* Work to complete *
Find the string "Linear" in the entries and copy each line that has it.

* Dataset records *
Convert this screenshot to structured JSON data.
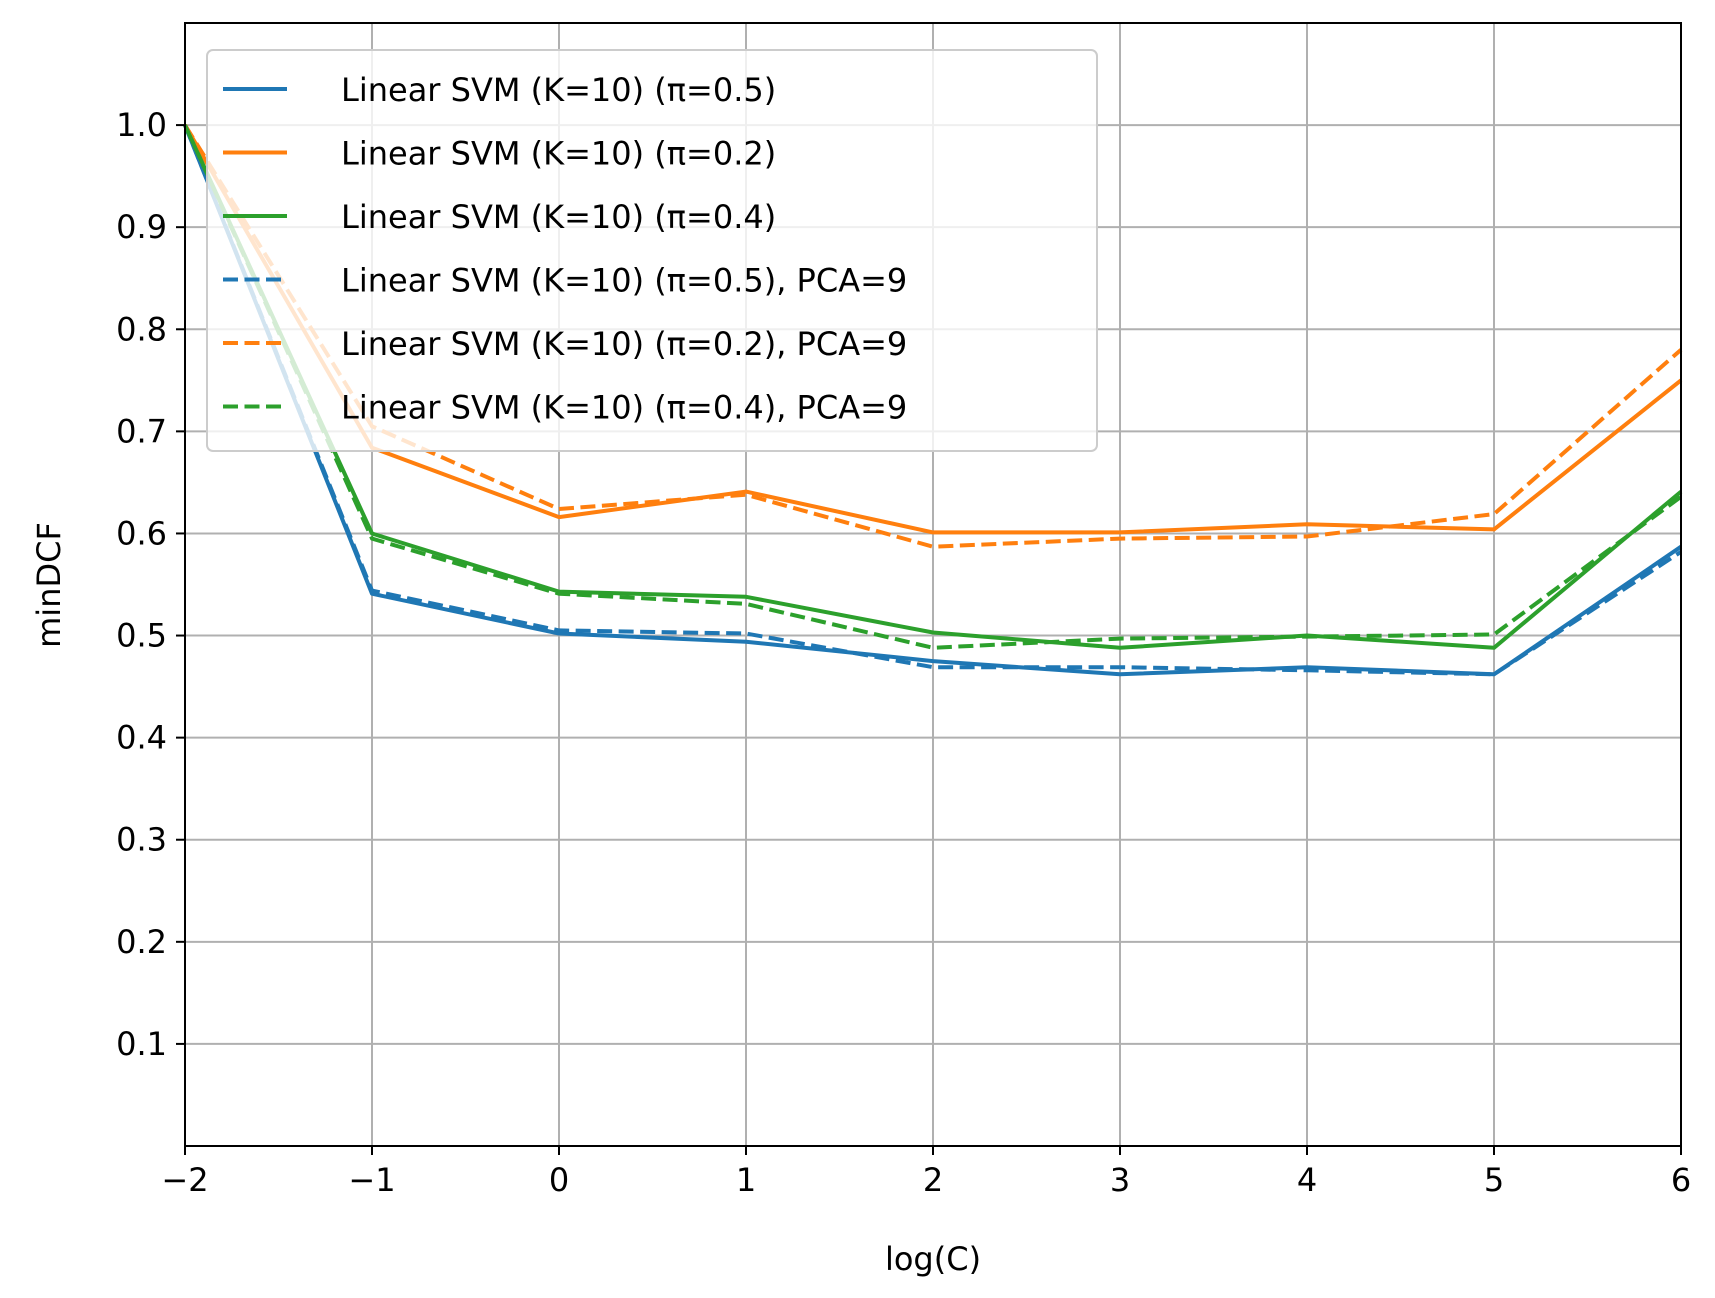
{
  "chart_data": {
    "type": "line",
    "xlabel": "log(C)",
    "ylabel": "minDCF",
    "xlim": [
      -2,
      6
    ],
    "ylim": [
      0,
      1.1
    ],
    "xticks": [
      -2,
      -1,
      0,
      1,
      2,
      3,
      4,
      5,
      6
    ],
    "xtick_labels": [
      "−2",
      "−1",
      "0",
      "1",
      "2",
      "3",
      "4",
      "5",
      "6"
    ],
    "yticks": [
      0.1,
      0.2,
      0.3,
      0.4,
      0.5,
      0.6,
      0.7,
      0.8,
      0.9,
      1.0
    ],
    "ytick_labels": [
      "0.1",
      "0.2",
      "0.3",
      "0.4",
      "0.5",
      "0.6",
      "0.7",
      "0.8",
      "0.9",
      "1.0"
    ],
    "grid": true,
    "legend_position": "top-left",
    "x": [
      -2,
      -1,
      0,
      1,
      2,
      3,
      4,
      5,
      6
    ],
    "series": [
      {
        "name": "Linear SVM (K=10) (π=0.5)",
        "color": "#1f77b4",
        "dash": "solid",
        "values": [
          1.0,
          0.541,
          0.502,
          0.494,
          0.475,
          0.462,
          0.469,
          0.462,
          0.587
        ]
      },
      {
        "name": "Linear SVM (K=10) (π=0.2)",
        "color": "#ff7f0e",
        "dash": "solid",
        "values": [
          1.0,
          0.684,
          0.616,
          0.641,
          0.601,
          0.601,
          0.609,
          0.604,
          0.75
        ]
      },
      {
        "name": "Linear SVM (K=10) (π=0.4)",
        "color": "#2ca02c",
        "dash": "solid",
        "values": [
          1.0,
          0.6,
          0.543,
          0.538,
          0.503,
          0.488,
          0.5,
          0.488,
          0.641
        ]
      },
      {
        "name": "Linear SVM (K=10) (π=0.5), PCA=9",
        "color": "#1f77b4",
        "dash": "dashed",
        "values": [
          1.0,
          0.544,
          0.505,
          0.502,
          0.469,
          0.469,
          0.466,
          0.462,
          0.582
        ]
      },
      {
        "name": "Linear SVM (K=10) (π=0.2), PCA=9",
        "color": "#ff7f0e",
        "dash": "dashed",
        "values": [
          1.0,
          0.705,
          0.624,
          0.638,
          0.587,
          0.595,
          0.597,
          0.619,
          0.78
        ]
      },
      {
        "name": "Linear SVM (K=10) (π=0.4), PCA=9",
        "color": "#2ca02c",
        "dash": "dashed",
        "values": [
          1.0,
          0.595,
          0.541,
          0.531,
          0.488,
          0.497,
          0.499,
          0.501,
          0.636
        ]
      }
    ]
  }
}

* Answer to the problem *
        "name": "Linear SVM (K=10) (π=0.5)",
        "name": "Linear SVM (K=10) (π=0.2)",
        "name": "Linear SVM (K=10) (π=0.4)",
        "name": "Linear SVM (K=10) (π=0.5), PCA=9",
        "name": "Linear SVM (K=10) (π=0.2), PCA=9",
        "name": "Linear SVM (K=10) (π=0.4), PCA=9",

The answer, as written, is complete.